======== PROVIDED RECORDS ========

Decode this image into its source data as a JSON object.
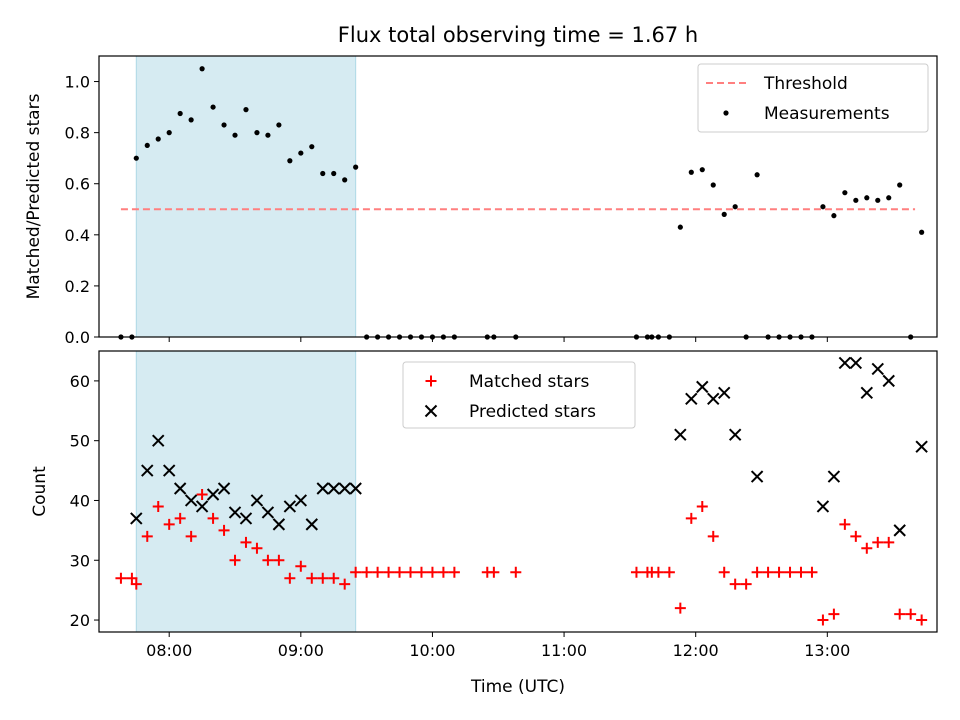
{
  "figure": {
    "title": "Flux total observing time = 1.67 h"
  },
  "chart_data": [
    {
      "type": "scatter",
      "ylabel": "Matched/Predicted stars",
      "xlabel": "",
      "xlim": [
        "07:28",
        "13:50"
      ],
      "ylim": [
        0,
        1.1
      ],
      "yticks": [
        0.0,
        0.2,
        0.4,
        0.6,
        0.8,
        1.0
      ],
      "ytick_labels": [
        "0.0",
        "0.2",
        "0.4",
        "0.6",
        "0.8",
        "1.0"
      ],
      "xticks": [
        "08:00",
        "09:00",
        "10:00",
        "11:00",
        "12:00",
        "13:00"
      ],
      "xtick_labels_shown": false,
      "grid": false,
      "legend_location": "upper right",
      "shaded_interval": {
        "start": "07:45",
        "end": "09:25",
        "color": "#add8e6"
      },
      "series": [
        {
          "name": "Threshold",
          "kind": "dashed-line",
          "color": "#ff7f7f",
          "x": [
            "07:38",
            "13:40"
          ],
          "y": [
            0.5,
            0.5
          ]
        },
        {
          "name": "Measurements",
          "kind": "scatter",
          "color": "#000000",
          "x": [
            "07:38",
            "07:43",
            "07:45",
            "07:50",
            "07:55",
            "08:00",
            "08:05",
            "08:10",
            "08:15",
            "08:20",
            "08:25",
            "08:30",
            "08:35",
            "08:40",
            "08:45",
            "08:50",
            "08:55",
            "09:00",
            "09:05",
            "09:10",
            "09:15",
            "09:20",
            "09:25",
            "09:30",
            "09:35",
            "09:40",
            "09:45",
            "09:50",
            "09:55",
            "10:00",
            "10:05",
            "10:10",
            "10:25",
            "10:28",
            "10:38",
            "11:33",
            "11:38",
            "11:40",
            "11:43",
            "11:48",
            "11:53",
            "11:58",
            "12:03",
            "12:08",
            "12:13",
            "12:18",
            "12:23",
            "12:28",
            "12:33",
            "12:38",
            "12:43",
            "12:48",
            "12:53",
            "12:58",
            "13:03",
            "13:08",
            "13:13",
            "13:18",
            "13:23",
            "13:28",
            "13:33",
            "13:38",
            "13:43"
          ],
          "y": [
            0.0,
            0.0,
            0.7,
            0.75,
            0.775,
            0.8,
            0.875,
            0.85,
            1.05,
            0.9,
            0.83,
            0.79,
            0.89,
            0.8,
            0.79,
            0.83,
            0.69,
            0.72,
            0.745,
            0.64,
            0.64,
            0.615,
            0.665,
            0.0,
            0.0,
            0.0,
            0.0,
            0.0,
            0.0,
            0.0,
            0.0,
            0.0,
            0.0,
            0.0,
            0.0,
            0.0,
            0.0,
            0.0,
            0.0,
            0.0,
            0.43,
            0.645,
            0.655,
            0.595,
            0.48,
            0.51,
            0.0,
            0.635,
            0.0,
            0.0,
            0.0,
            0.0,
            0.0,
            0.51,
            0.475,
            0.565,
            0.535,
            0.545,
            0.535,
            0.545,
            0.595,
            0.0,
            0.41
          ]
        }
      ]
    },
    {
      "type": "scatter",
      "ylabel": "Count",
      "xlabel": "Time (UTC)",
      "xlim": [
        "07:28",
        "13:50"
      ],
      "ylim": [
        18,
        65
      ],
      "yticks": [
        20,
        30,
        40,
        50,
        60
      ],
      "ytick_labels": [
        "20",
        "30",
        "40",
        "50",
        "60"
      ],
      "xticks": [
        "08:00",
        "09:00",
        "10:00",
        "11:00",
        "12:00",
        "13:00"
      ],
      "xtick_labels": [
        "08:00",
        "09:00",
        "10:00",
        "11:00",
        "12:00",
        "13:00"
      ],
      "grid": false,
      "legend_location": "upper center",
      "shaded_interval": {
        "start": "07:45",
        "end": "09:25",
        "color": "#add8e6"
      },
      "series": [
        {
          "name": "Matched stars",
          "kind": "plus",
          "color": "#ff0000",
          "x": [
            "07:38",
            "07:43",
            "07:45",
            "07:50",
            "07:55",
            "08:00",
            "08:05",
            "08:10",
            "08:15",
            "08:20",
            "08:25",
            "08:30",
            "08:35",
            "08:40",
            "08:45",
            "08:50",
            "08:55",
            "09:00",
            "09:05",
            "09:10",
            "09:15",
            "09:20",
            "09:25",
            "09:30",
            "09:35",
            "09:40",
            "09:45",
            "09:50",
            "09:55",
            "10:00",
            "10:05",
            "10:10",
            "10:25",
            "10:28",
            "10:38",
            "11:33",
            "11:38",
            "11:40",
            "11:43",
            "11:48",
            "11:53",
            "11:58",
            "12:03",
            "12:08",
            "12:13",
            "12:18",
            "12:23",
            "12:28",
            "12:33",
            "12:38",
            "12:43",
            "12:48",
            "12:53",
            "12:58",
            "13:03",
            "13:08",
            "13:13",
            "13:18",
            "13:23",
            "13:28",
            "13:33",
            "13:38",
            "13:43"
          ],
          "y": [
            27,
            27,
            26,
            34,
            39,
            36,
            37,
            34,
            41,
            37,
            35,
            30,
            33,
            32,
            30,
            30,
            27,
            29,
            27,
            27,
            27,
            26,
            28,
            28,
            28,
            28,
            28,
            28,
            28,
            28,
            28,
            28,
            28,
            28,
            28,
            28,
            28,
            28,
            28,
            28,
            22,
            37,
            39,
            34,
            28,
            26,
            26,
            28,
            28,
            28,
            28,
            28,
            28,
            20,
            21,
            36,
            34,
            32,
            33,
            33,
            21,
            21,
            20
          ]
        },
        {
          "name": "Predicted stars",
          "kind": "x",
          "color": "#000000",
          "x": [
            "07:45",
            "07:50",
            "07:55",
            "08:00",
            "08:05",
            "08:10",
            "08:15",
            "08:20",
            "08:25",
            "08:30",
            "08:35",
            "08:40",
            "08:45",
            "08:50",
            "08:55",
            "09:00",
            "09:05",
            "09:10",
            "09:15",
            "09:20",
            "09:25",
            "11:53",
            "11:58",
            "12:03",
            "12:08",
            "12:13",
            "12:18",
            "12:28",
            "12:58",
            "13:03",
            "13:08",
            "13:13",
            "13:18",
            "13:23",
            "13:28",
            "13:33",
            "13:43"
          ],
          "y": [
            37,
            45,
            50,
            45,
            42,
            40,
            39,
            41,
            42,
            38,
            37,
            40,
            38,
            36,
            39,
            40,
            36,
            42,
            42,
            42,
            42,
            51,
            57,
            59,
            57,
            58,
            51,
            44,
            39,
            44,
            63,
            63,
            58,
            62,
            60,
            35,
            49
          ]
        }
      ]
    }
  ]
}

========

Return all of the data exactly as written, and drop the pictures.

* _ANSWER BELOW_:
Decode this image into its source data as a JSON object.
{
  "figure": {
    "title": "Flux total observing time = 1.67 h"
  },
  "chart_data": [
    {
      "type": "scatter",
      "ylabel": "Matched/Predicted stars",
      "xlabel": "",
      "xlim": [
        "07:28",
        "13:50"
      ],
      "ylim": [
        0,
        1.1
      ],
      "yticks": [
        0.0,
        0.2,
        0.4,
        0.6,
        0.8,
        1.0
      ],
      "ytick_labels": [
        "0.0",
        "0.2",
        "0.4",
        "0.6",
        "0.8",
        "1.0"
      ],
      "xticks": [
        "08:00",
        "09:00",
        "10:00",
        "11:00",
        "12:00",
        "13:00"
      ],
      "xtick_labels_shown": false,
      "grid": false,
      "legend_location": "upper right",
      "shaded_interval": {
        "start": "07:45",
        "end": "09:25",
        "color": "#add8e6"
      },
      "series": [
        {
          "name": "Threshold",
          "kind": "dashed-line",
          "color": "#ff7f7f",
          "x": [
            "07:38",
            "13:40"
          ],
          "y": [
            0.5,
            0.5
          ]
        },
        {
          "name": "Measurements",
          "kind": "scatter",
          "color": "#000000",
          "x": [
            "07:38",
            "07:43",
            "07:45",
            "07:50",
            "07:55",
            "08:00",
            "08:05",
            "08:10",
            "08:15",
            "08:20",
            "08:25",
            "08:30",
            "08:35",
            "08:40",
            "08:45",
            "08:50",
            "08:55",
            "09:00",
            "09:05",
            "09:10",
            "09:15",
            "09:20",
            "09:25",
            "09:30",
            "09:35",
            "09:40",
            "09:45",
            "09:50",
            "09:55",
            "10:00",
            "10:05",
            "10:10",
            "10:25",
            "10:28",
            "10:38",
            "11:33",
            "11:38",
            "11:40",
            "11:43",
            "11:48",
            "11:53",
            "11:58",
            "12:03",
            "12:08",
            "12:13",
            "12:18",
            "12:23",
            "12:28",
            "12:33",
            "12:38",
            "12:43",
            "12:48",
            "12:53",
            "12:58",
            "13:03",
            "13:08",
            "13:13",
            "13:18",
            "13:23",
            "13:28",
            "13:33",
            "13:38",
            "13:43"
          ],
          "y": [
            0.0,
            0.0,
            0.7,
            0.75,
            0.775,
            0.8,
            0.875,
            0.85,
            1.05,
            0.9,
            0.83,
            0.79,
            0.89,
            0.8,
            0.79,
            0.83,
            0.69,
            0.72,
            0.745,
            0.64,
            0.64,
            0.615,
            0.665,
            0.0,
            0.0,
            0.0,
            0.0,
            0.0,
            0.0,
            0.0,
            0.0,
            0.0,
            0.0,
            0.0,
            0.0,
            0.0,
            0.0,
            0.0,
            0.0,
            0.0,
            0.43,
            0.645,
            0.655,
            0.595,
            0.48,
            0.51,
            0.0,
            0.635,
            0.0,
            0.0,
            0.0,
            0.0,
            0.0,
            0.51,
            0.475,
            0.565,
            0.535,
            0.545,
            0.535,
            0.545,
            0.595,
            0.0,
            0.41
          ]
        }
      ]
    },
    {
      "type": "scatter",
      "ylabel": "Count",
      "xlabel": "Time (UTC)",
      "xlim": [
        "07:28",
        "13:50"
      ],
      "ylim": [
        18,
        65
      ],
      "yticks": [
        20,
        30,
        40,
        50,
        60
      ],
      "ytick_labels": [
        "20",
        "30",
        "40",
        "50",
        "60"
      ],
      "xticks": [
        "08:00",
        "09:00",
        "10:00",
        "11:00",
        "12:00",
        "13:00"
      ],
      "xtick_labels": [
        "08:00",
        "09:00",
        "10:00",
        "11:00",
        "12:00",
        "13:00"
      ],
      "grid": false,
      "legend_location": "upper center",
      "shaded_interval": {
        "start": "07:45",
        "end": "09:25",
        "color": "#add8e6"
      },
      "series": [
        {
          "name": "Matched stars",
          "kind": "plus",
          "color": "#ff0000",
          "x": [
            "07:38",
            "07:43",
            "07:45",
            "07:50",
            "07:55",
            "08:00",
            "08:05",
            "08:10",
            "08:15",
            "08:20",
            "08:25",
            "08:30",
            "08:35",
            "08:40",
            "08:45",
            "08:50",
            "08:55",
            "09:00",
            "09:05",
            "09:10",
            "09:15",
            "09:20",
            "09:25",
            "09:30",
            "09:35",
            "09:40",
            "09:45",
            "09:50",
            "09:55",
            "10:00",
            "10:05",
            "10:10",
            "10:25",
            "10:28",
            "10:38",
            "11:33",
            "11:38",
            "11:40",
            "11:43",
            "11:48",
            "11:53",
            "11:58",
            "12:03",
            "12:08",
            "12:13",
            "12:18",
            "12:23",
            "12:28",
            "12:33",
            "12:38",
            "12:43",
            "12:48",
            "12:53",
            "12:58",
            "13:03",
            "13:08",
            "13:13",
            "13:18",
            "13:23",
            "13:28",
            "13:33",
            "13:38",
            "13:43"
          ],
          "y": [
            27,
            27,
            26,
            34,
            39,
            36,
            37,
            34,
            41,
            37,
            35,
            30,
            33,
            32,
            30,
            30,
            27,
            29,
            27,
            27,
            27,
            26,
            28,
            28,
            28,
            28,
            28,
            28,
            28,
            28,
            28,
            28,
            28,
            28,
            28,
            28,
            28,
            28,
            28,
            28,
            22,
            37,
            39,
            34,
            28,
            26,
            26,
            28,
            28,
            28,
            28,
            28,
            28,
            20,
            21,
            36,
            34,
            32,
            33,
            33,
            21,
            21,
            20
          ]
        },
        {
          "name": "Predicted stars",
          "kind": "x",
          "color": "#000000",
          "x": [
            "07:45",
            "07:50",
            "07:55",
            "08:00",
            "08:05",
            "08:10",
            "08:15",
            "08:20",
            "08:25",
            "08:30",
            "08:35",
            "08:40",
            "08:45",
            "08:50",
            "08:55",
            "09:00",
            "09:05",
            "09:10",
            "09:15",
            "09:20",
            "09:25",
            "11:53",
            "11:58",
            "12:03",
            "12:08",
            "12:13",
            "12:18",
            "12:28",
            "12:58",
            "13:03",
            "13:08",
            "13:13",
            "13:18",
            "13:23",
            "13:28",
            "13:33",
            "13:43"
          ],
          "y": [
            37,
            45,
            50,
            45,
            42,
            40,
            39,
            41,
            42,
            38,
            37,
            40,
            38,
            36,
            39,
            40,
            36,
            42,
            42,
            42,
            42,
            51,
            57,
            59,
            57,
            58,
            51,
            44,
            39,
            44,
            63,
            63,
            58,
            62,
            60,
            35,
            49
          ]
        }
      ]
    }
  ]
}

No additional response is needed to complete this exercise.